INSTRUCTIONS TO FOLLOW: Omit all images, then return the remaining material exactly as it stands.

[Data tied to figure images]
•••

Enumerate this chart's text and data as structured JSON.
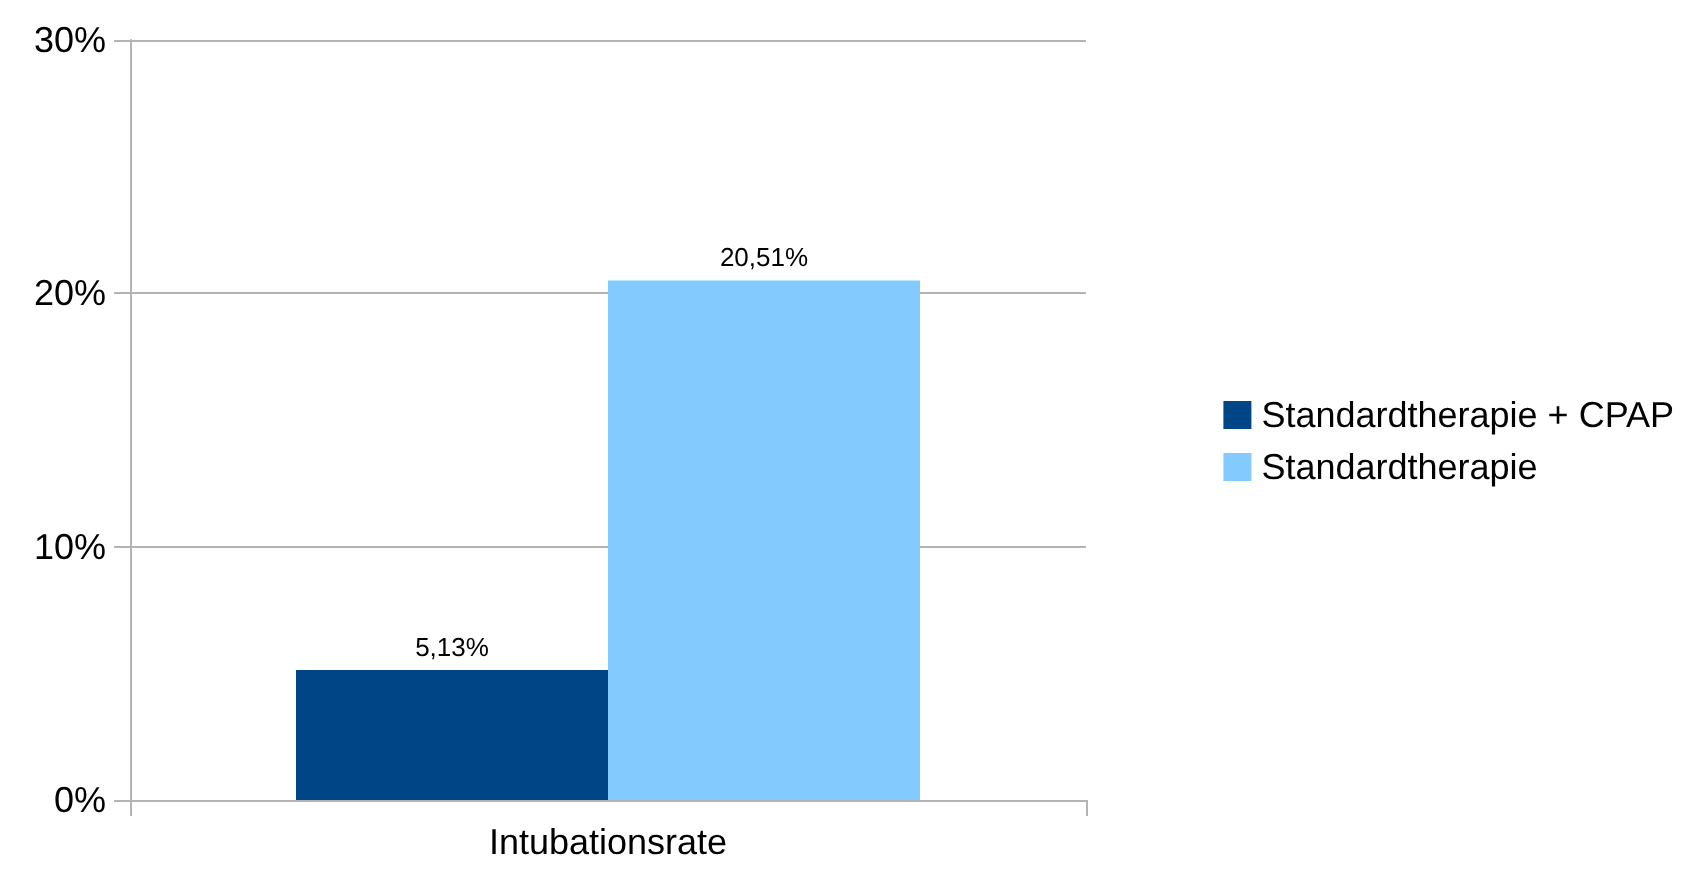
{
  "chart_data": {
    "type": "bar",
    "categories": [
      "Intubationsrate"
    ],
    "series": [
      {
        "name": "Standardtherapie + CPAP",
        "color": "#004586",
        "values": [
          5.13
        ],
        "value_labels": [
          "5,13%"
        ]
      },
      {
        "name": "Standardtherapie",
        "color": "#83caff",
        "values": [
          20.51
        ],
        "value_labels": [
          "20,51%"
        ]
      }
    ],
    "ylim": [
      0,
      30
    ],
    "yticks": [
      {
        "value": 0,
        "label": "0%"
      },
      {
        "value": 10,
        "label": "10%"
      },
      {
        "value": 20,
        "label": "20%"
      },
      {
        "value": 30,
        "label": "30%"
      }
    ],
    "grid": "y",
    "legend": "right"
  }
}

•••

ANSWER TO THIS EXERCISE:
Enumerate this chart's text and data as structured JSON.
{
  "chart_data": {
    "type": "bar",
    "categories": [
      "Intubationsrate"
    ],
    "series": [
      {
        "name": "Standardtherapie + CPAP",
        "color": "#004586",
        "values": [
          5.13
        ],
        "value_labels": [
          "5,13%"
        ]
      },
      {
        "name": "Standardtherapie",
        "color": "#83caff",
        "values": [
          20.51
        ],
        "value_labels": [
          "20,51%"
        ]
      }
    ],
    "ylim": [
      0,
      30
    ],
    "yticks": [
      {
        "value": 0,
        "label": "0%"
      },
      {
        "value": 10,
        "label": "10%"
      },
      {
        "value": 20,
        "label": "20%"
      },
      {
        "value": 30,
        "label": "30%"
      }
    ],
    "grid": "y",
    "legend": "right"
  }
}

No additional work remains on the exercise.